The exercise> Make an exact copy of the entries, and keep any pictures out of it.

Data for processing>
......
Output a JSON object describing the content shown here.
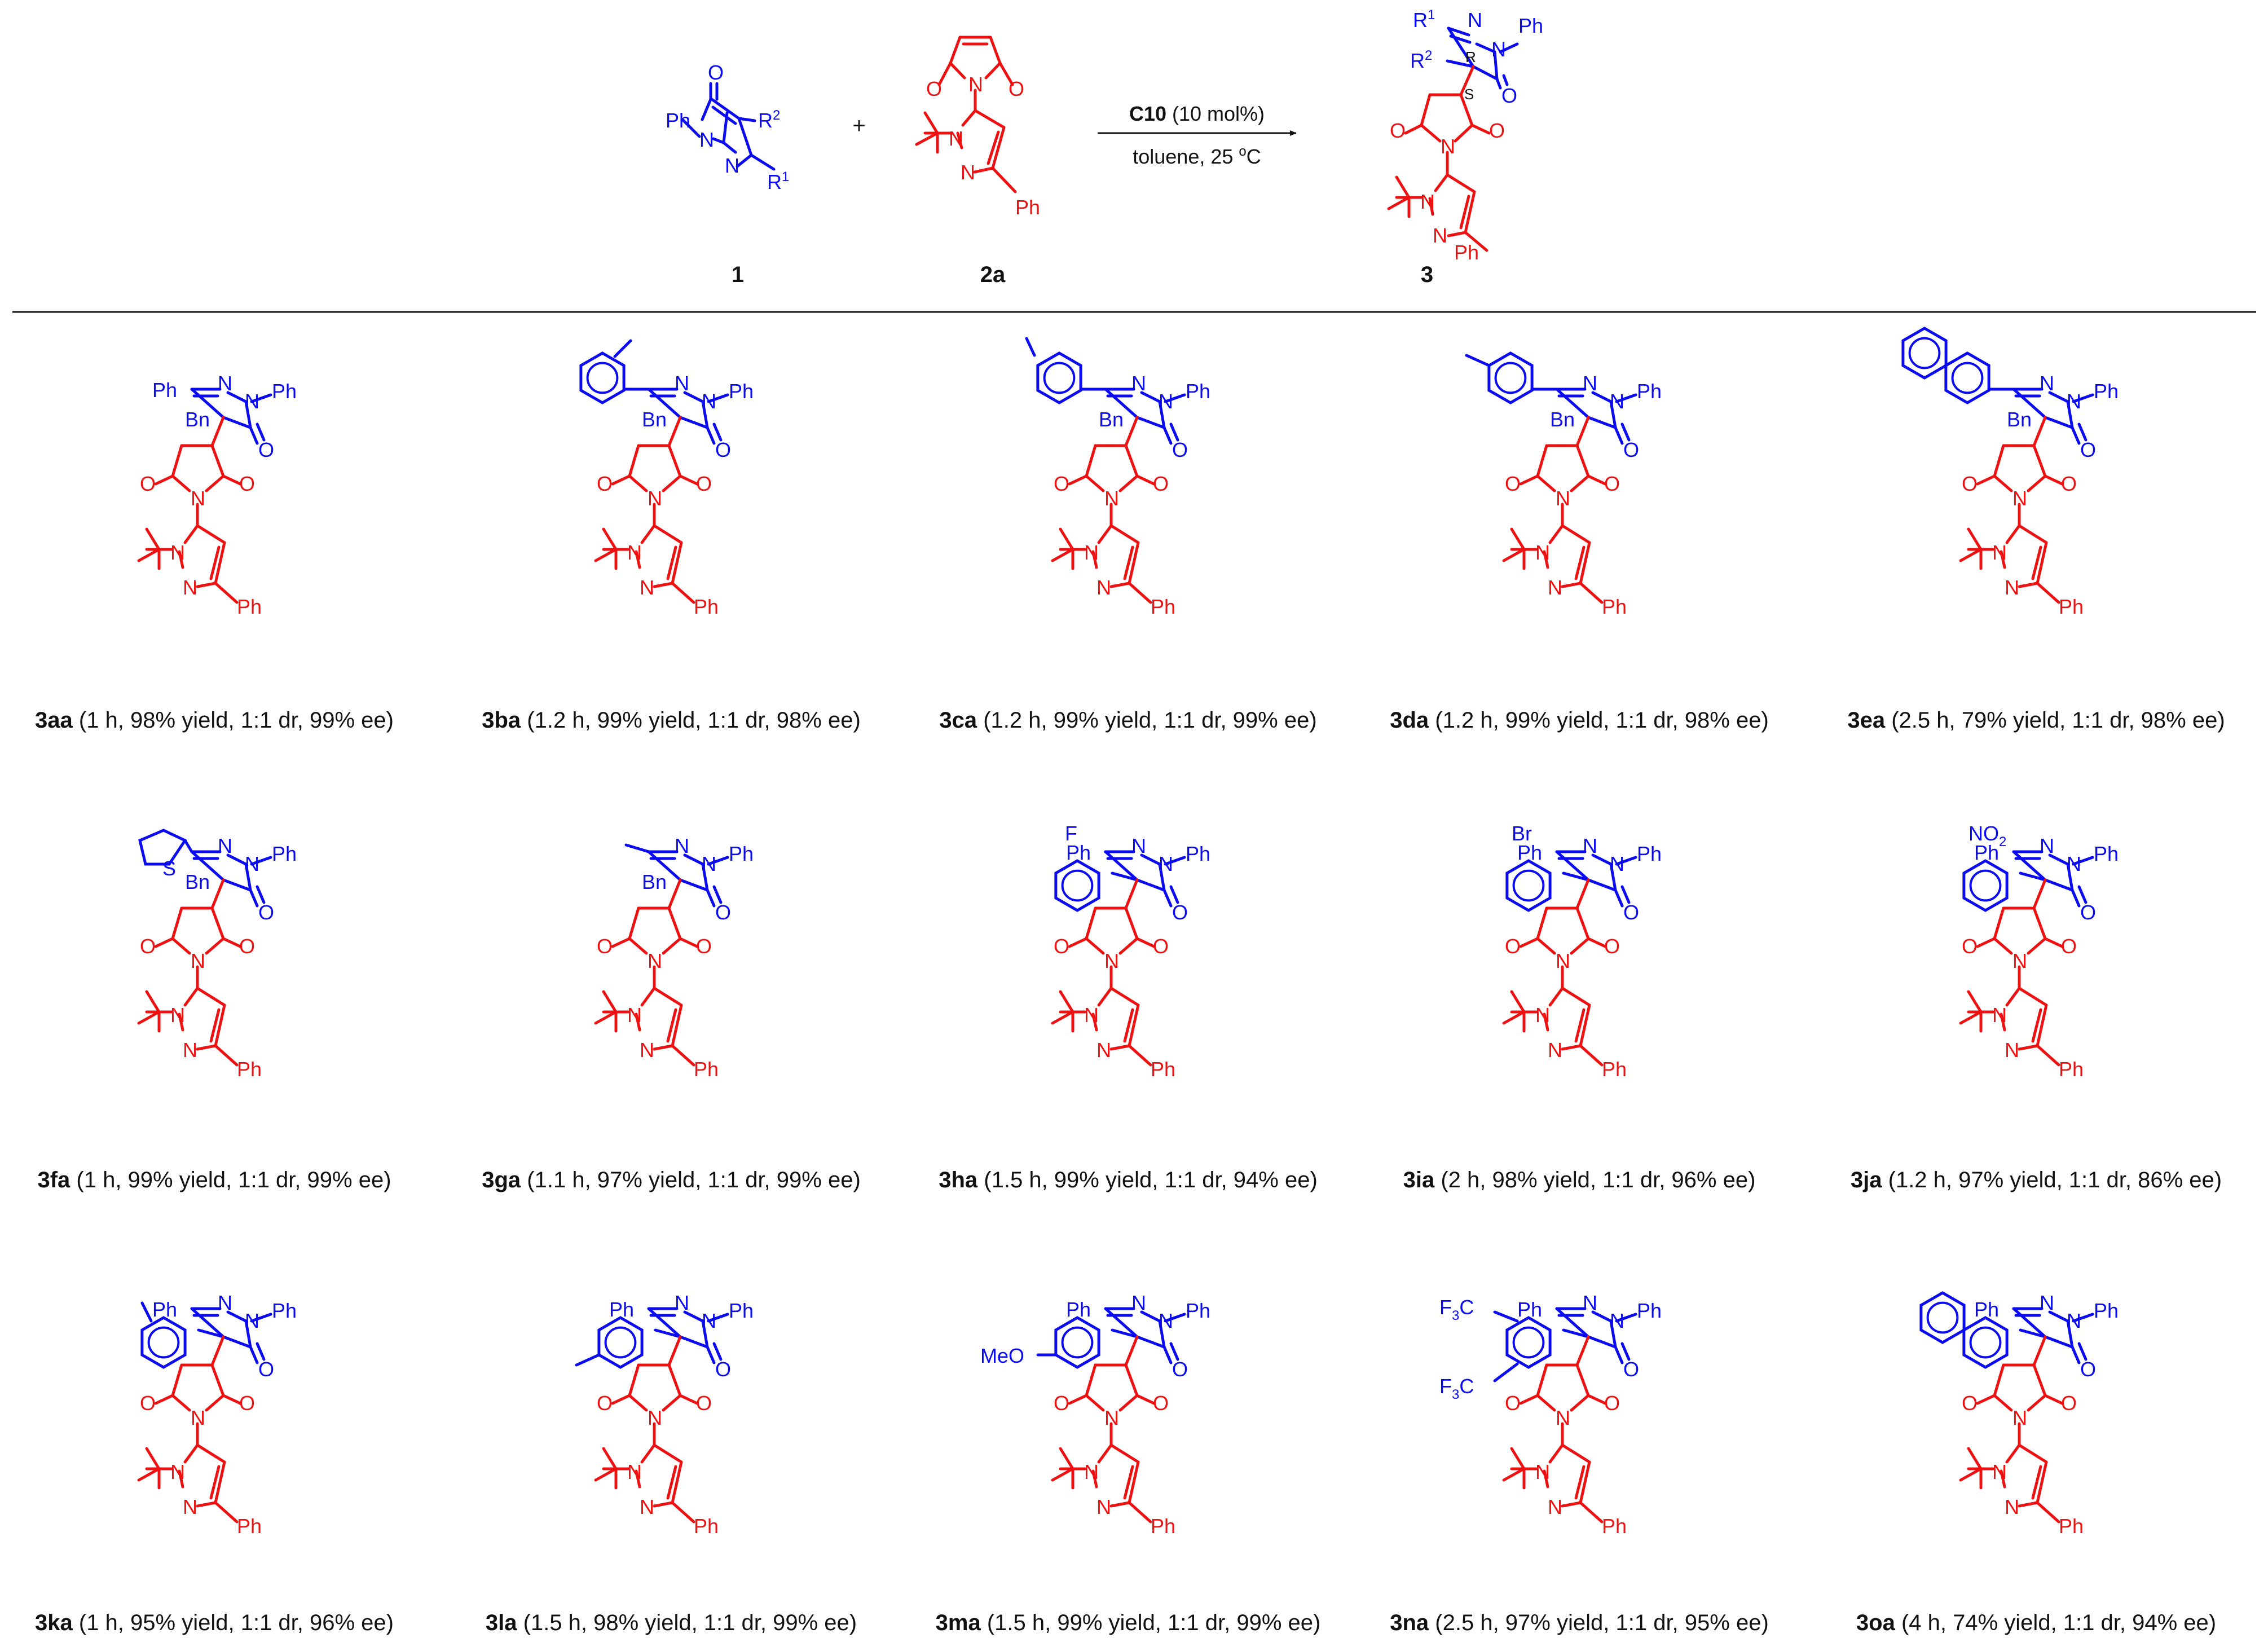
{
  "colors": {
    "substrate1": "#0b0bf0",
    "substrate2": "#ee1111",
    "text": "#111111"
  },
  "reaction": {
    "reactant1": {
      "label": "1",
      "atoms": {
        "ph": "Ph",
        "n1": "N",
        "n2": "N",
        "o": "O",
        "r1": "R",
        "r1_sup": "1",
        "r2": "R",
        "r2_sup": "2"
      }
    },
    "plus": "+",
    "reactant2": {
      "label": "2a",
      "atoms": {
        "o1": "O",
        "o2": "O",
        "n_imide": "N",
        "n1": "N",
        "n2": "N",
        "ph": "Ph"
      }
    },
    "catalyst": "C10",
    "catalyst_loading": "(10 mol%)",
    "conditions": "toluene, 25 ",
    "conditions_unit_sup": "o",
    "conditions_unit": "C",
    "product": {
      "label": "3",
      "atoms": {
        "r1": "R",
        "r1_sup": "1",
        "r2": "R",
        "r2_sup": "2",
        "n1": "N",
        "n2": "N",
        "ph_n": "Ph",
        "o_top": "O",
        "o1": "O",
        "o2": "O",
        "n_imide": "N",
        "pn1": "N",
        "pn2": "N",
        "ph": "Ph",
        "stereo_r": "R",
        "stereo_s": "S"
      }
    }
  },
  "common_atoms": {
    "ph": "Ph",
    "n": "N",
    "o": "O",
    "bn": "Bn"
  },
  "substituents": {
    "F": "F",
    "Br": "Br",
    "NO": "NO",
    "NO_sub": "2",
    "MeO": "MeO",
    "F3C": "F",
    "F3C_sub": "3",
    "F3C_c": "C",
    "S": "S"
  },
  "entries": [
    {
      "id": "3aa",
      "details": "(1 h, 98% yield, 1:1 dr, 99% ee)",
      "r1": "Ph",
      "r2": "Bn"
    },
    {
      "id": "3ba",
      "details": "(1.2 h, 99% yield, 1:1 dr, 98% ee)",
      "r1": "2-MeC6H4",
      "r2": "Bn"
    },
    {
      "id": "3ca",
      "details": "(1.2 h, 99% yield, 1:1 dr, 99% ee)",
      "r1": "3-MeC6H4",
      "r2": "Bn"
    },
    {
      "id": "3da",
      "details": "(1.2 h, 99% yield, 1:1 dr, 98% ee)",
      "r1": "4-MeC6H4",
      "r2": "Bn"
    },
    {
      "id": "3ea",
      "details": "(2.5 h, 79% yield, 1:1 dr, 98% ee)",
      "r1": "2-naphthyl",
      "r2": "Bn"
    },
    {
      "id": "3fa",
      "details": "(1 h,  99% yield, 1:1 dr, 99% ee)",
      "r1": "2-thienyl",
      "r2": "Bn"
    },
    {
      "id": "3ga",
      "details": "(1.1 h, 97% yield, 1:1 dr, 99% ee)",
      "r1": "Me",
      "r2": "Bn"
    },
    {
      "id": "3ha",
      "details": "(1.5 h, 99% yield, 1:1 dr, 94% ee)",
      "r1": "Ph",
      "r2": "2-FC6H4CH2"
    },
    {
      "id": "3ia",
      "details": "(2 h, 98% yield, 1:1 dr, 96% ee)",
      "r1": "Ph",
      "r2": "2-BrC6H4CH2"
    },
    {
      "id": "3ja",
      "details": "(1.2 h, 97% yield, 1:1 dr, 86% ee)",
      "r1": "Ph",
      "r2": "2-NO2C6H4CH2"
    },
    {
      "id": "3ka",
      "details": "(1 h, 95% yield, 1:1 dr, 96% ee)",
      "r1": "Ph",
      "r2": "3-MeC6H4CH2"
    },
    {
      "id": "3la",
      "details": "(1.5 h,  98% yield, 1:1 dr, 99% ee)",
      "r1": "Ph",
      "r2": "4-MeC6H4CH2"
    },
    {
      "id": "3ma",
      "details": "(1.5 h, 99% yield, 1:1 dr, 99% ee)",
      "r1": "Ph",
      "r2": "4-MeOC6H4CH2"
    },
    {
      "id": "3na",
      "details": "(2.5 h, 97% yield, 1:1 dr, 95% ee)",
      "r1": "Ph",
      "r2": "3,5-(CF3)2C6H3CH2"
    },
    {
      "id": "3oa",
      "details": "(4 h, 74% yield, 1:1 dr, 94% ee)",
      "r1": "Ph",
      "r2": "2-naphthylmethyl"
    }
  ]
}
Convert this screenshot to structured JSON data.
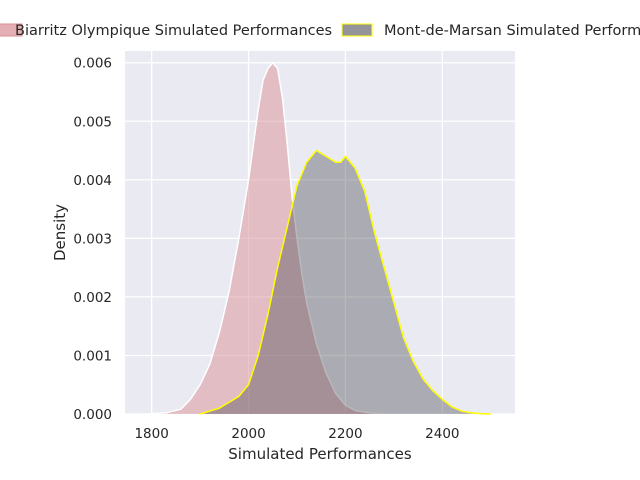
{
  "chart_data": {
    "type": "area",
    "title": "",
    "xlabel": "Simulated Performances",
    "ylabel": "Density",
    "xlim": [
      1745,
      2550
    ],
    "ylim": [
      0,
      0.0062
    ],
    "xticks": [
      1800,
      2000,
      2200,
      2400
    ],
    "xtick_labels": [
      "1800",
      "2000",
      "2200",
      "2400"
    ],
    "yticks": [
      0,
      0.001,
      0.002,
      0.003,
      0.004,
      0.005,
      0.006
    ],
    "ytick_labels": [
      "0.000",
      "0.001",
      "0.002",
      "0.003",
      "0.004",
      "0.005",
      "0.006"
    ],
    "grid": true,
    "legend_position": "top",
    "series": [
      {
        "name": "Biarritz Olympique Simulated Performances",
        "fill_color": "#d98f95",
        "edge_color": "#ffffff",
        "fill_opacity": 0.5,
        "x": [
          1790,
          1830,
          1860,
          1880,
          1900,
          1920,
          1940,
          1960,
          1980,
          2000,
          2010,
          2020,
          2030,
          2040,
          2050,
          2060,
          2070,
          2080,
          2090,
          2100,
          2110,
          2120,
          2140,
          2160,
          2180,
          2200,
          2220,
          2250,
          2280,
          2320
        ],
        "y": [
          0.0,
          2e-05,
          8e-05,
          0.00025,
          0.0005,
          0.00085,
          0.0014,
          0.0021,
          0.003,
          0.004,
          0.0046,
          0.0052,
          0.0057,
          0.0059,
          0.006,
          0.0059,
          0.0054,
          0.0046,
          0.0037,
          0.003,
          0.0024,
          0.0019,
          0.0012,
          0.0007,
          0.00035,
          0.00015,
          6e-05,
          2e-05,
          5e-06,
          0.0
        ]
      },
      {
        "name": "Mont-de-Marsan Simulated Performances",
        "fill_color": "#4d4d55",
        "edge_color": "#ffff00",
        "fill_opacity": 0.4,
        "x": [
          1900,
          1940,
          1960,
          1980,
          2000,
          2020,
          2040,
          2060,
          2080,
          2100,
          2120,
          2140,
          2160,
          2180,
          2190,
          2200,
          2210,
          2220,
          2240,
          2260,
          2280,
          2300,
          2320,
          2340,
          2360,
          2380,
          2400,
          2420,
          2440,
          2460,
          2480,
          2500
        ],
        "y": [
          0.0,
          0.0001,
          0.0002,
          0.0003,
          0.0005,
          0.001,
          0.0017,
          0.0025,
          0.0032,
          0.0039,
          0.0043,
          0.0045,
          0.0044,
          0.0043,
          0.0043,
          0.0044,
          0.0043,
          0.0042,
          0.0038,
          0.0031,
          0.0025,
          0.0019,
          0.0013,
          0.0009,
          0.0006,
          0.0004,
          0.00025,
          0.00012,
          5e-05,
          2e-05,
          5e-06,
          0.0
        ]
      }
    ]
  }
}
......
Exercise solution>
Output a JSON object describing the content shown here.
{
  "colors": {
    "substrate1": "#0b0bf0",
    "substrate2": "#ee1111",
    "text": "#111111"
  },
  "reaction": {
    "reactant1": {
      "label": "1",
      "atoms": {
        "ph": "Ph",
        "n1": "N",
        "n2": "N",
        "o": "O",
        "r1": "R",
        "r1_sup": "1",
        "r2": "R",
        "r2_sup": "2"
      }
    },
    "plus": "+",
    "reactant2": {
      "label": "2a",
      "atoms": {
        "o1": "O",
        "o2": "O",
        "n_imide": "N",
        "n1": "N",
        "n2": "N",
        "ph": "Ph"
      }
    },
    "catalyst": "C10",
    "catalyst_loading": "(10 mol%)",
    "conditions": "toluene, 25 ",
    "conditions_unit_sup": "o",
    "conditions_unit": "C",
    "product": {
      "label": "3",
      "atoms": {
        "r1": "R",
        "r1_sup": "1",
        "r2": "R",
        "r2_sup": "2",
        "n1": "N",
        "n2": "N",
        "ph_n": "Ph",
        "o_top": "O",
        "o1": "O",
        "o2": "O",
        "n_imide": "N",
        "pn1": "N",
        "pn2": "N",
        "ph": "Ph",
        "stereo_r": "R",
        "stereo_s": "S"
      }
    }
  },
  "common_atoms": {
    "ph": "Ph",
    "n": "N",
    "o": "O",
    "bn": "Bn"
  },
  "substituents": {
    "F": "F",
    "Br": "Br",
    "NO": "NO",
    "NO_sub": "2",
    "MeO": "MeO",
    "F3C": "F",
    "F3C_sub": "3",
    "F3C_c": "C",
    "S": "S"
  },
  "entries": [
    {
      "id": "3aa",
      "details": "(1 h, 98% yield, 1:1 dr, 99% ee)",
      "r1": "Ph",
      "r2": "Bn"
    },
    {
      "id": "3ba",
      "details": "(1.2 h, 99% yield, 1:1 dr, 98% ee)",
      "r1": "2-MeC6H4",
      "r2": "Bn"
    },
    {
      "id": "3ca",
      "details": "(1.2 h, 99% yield, 1:1 dr, 99% ee)",
      "r1": "3-MeC6H4",
      "r2": "Bn"
    },
    {
      "id": "3da",
      "details": "(1.2 h, 99% yield, 1:1 dr, 98% ee)",
      "r1": "4-MeC6H4",
      "r2": "Bn"
    },
    {
      "id": "3ea",
      "details": "(2.5 h, 79% yield, 1:1 dr, 98% ee)",
      "r1": "2-naphthyl",
      "r2": "Bn"
    },
    {
      "id": "3fa",
      "details": "(1 h,  99% yield, 1:1 dr, 99% ee)",
      "r1": "2-thienyl",
      "r2": "Bn"
    },
    {
      "id": "3ga",
      "details": "(1.1 h, 97% yield, 1:1 dr, 99% ee)",
      "r1": "Me",
      "r2": "Bn"
    },
    {
      "id": "3ha",
      "details": "(1.5 h, 99% yield, 1:1 dr, 94% ee)",
      "r1": "Ph",
      "r2": "2-FC6H4CH2"
    },
    {
      "id": "3ia",
      "details": "(2 h, 98% yield, 1:1 dr, 96% ee)",
      "r1": "Ph",
      "r2": "2-BrC6H4CH2"
    },
    {
      "id": "3ja",
      "details": "(1.2 h, 97% yield, 1:1 dr, 86% ee)",
      "r1": "Ph",
      "r2": "2-NO2C6H4CH2"
    },
    {
      "id": "3ka",
      "details": "(1 h, 95% yield, 1:1 dr, 96% ee)",
      "r1": "Ph",
      "r2": "3-MeC6H4CH2"
    },
    {
      "id": "3la",
      "details": "(1.5 h,  98% yield, 1:1 dr, 99% ee)",
      "r1": "Ph",
      "r2": "4-MeC6H4CH2"
    },
    {
      "id": "3ma",
      "details": "(1.5 h, 99% yield, 1:1 dr, 99% ee)",
      "r1": "Ph",
      "r2": "4-MeOC6H4CH2"
    },
    {
      "id": "3na",
      "details": "(2.5 h, 97% yield, 1:1 dr, 95% ee)",
      "r1": "Ph",
      "r2": "3,5-(CF3)2C6H3CH2"
    },
    {
      "id": "3oa",
      "details": "(4 h, 74% yield, 1:1 dr, 94% ee)",
      "r1": "Ph",
      "r2": "2-naphthylmethyl"
    }
  ]
}
Convert this screenshot to structured JSON data.
{
  "chart_data": {
    "type": "area",
    "title": "",
    "xlabel": "Simulated Performances",
    "ylabel": "Density",
    "xlim": [
      1745,
      2550
    ],
    "ylim": [
      0,
      0.0062
    ],
    "xticks": [
      1800,
      2000,
      2200,
      2400
    ],
    "xtick_labels": [
      "1800",
      "2000",
      "2200",
      "2400"
    ],
    "yticks": [
      0,
      0.001,
      0.002,
      0.003,
      0.004,
      0.005,
      0.006
    ],
    "ytick_labels": [
      "0.000",
      "0.001",
      "0.002",
      "0.003",
      "0.004",
      "0.005",
      "0.006"
    ],
    "grid": true,
    "legend_position": "top",
    "series": [
      {
        "name": "Biarritz Olympique Simulated Performances",
        "fill_color": "#d98f95",
        "edge_color": "#ffffff",
        "fill_opacity": 0.5,
        "x": [
          1790,
          1830,
          1860,
          1880,
          1900,
          1920,
          1940,
          1960,
          1980,
          2000,
          2010,
          2020,
          2030,
          2040,
          2050,
          2060,
          2070,
          2080,
          2090,
          2100,
          2110,
          2120,
          2140,
          2160,
          2180,
          2200,
          2220,
          2250,
          2280,
          2320
        ],
        "y": [
          0.0,
          2e-05,
          8e-05,
          0.00025,
          0.0005,
          0.00085,
          0.0014,
          0.0021,
          0.003,
          0.004,
          0.0046,
          0.0052,
          0.0057,
          0.0059,
          0.006,
          0.0059,
          0.0054,
          0.0046,
          0.0037,
          0.003,
          0.0024,
          0.0019,
          0.0012,
          0.0007,
          0.00035,
          0.00015,
          6e-05,
          2e-05,
          5e-06,
          0.0
        ]
      },
      {
        "name": "Mont-de-Marsan Simulated Performances",
        "fill_color": "#4d4d55",
        "edge_color": "#ffff00",
        "fill_opacity": 0.4,
        "x": [
          1900,
          1940,
          1960,
          1980,
          2000,
          2020,
          2040,
          2060,
          2080,
          2100,
          2120,
          2140,
          2160,
          2180,
          2190,
          2200,
          2210,
          2220,
          2240,
          2260,
          2280,
          2300,
          2320,
          2340,
          2360,
          2380,
          2400,
          2420,
          2440,
          2460,
          2480,
          2500
        ],
        "y": [
          0.0,
          0.0001,
          0.0002,
          0.0003,
          0.0005,
          0.001,
          0.0017,
          0.0025,
          0.0032,
          0.0039,
          0.0043,
          0.0045,
          0.0044,
          0.0043,
          0.0043,
          0.0044,
          0.0043,
          0.0042,
          0.0038,
          0.0031,
          0.0025,
          0.0019,
          0.0013,
          0.0009,
          0.0006,
          0.0004,
          0.00025,
          0.00012,
          5e-05,
          2e-05,
          5e-06,
          0.0
        ]
      }
    ]
  }
}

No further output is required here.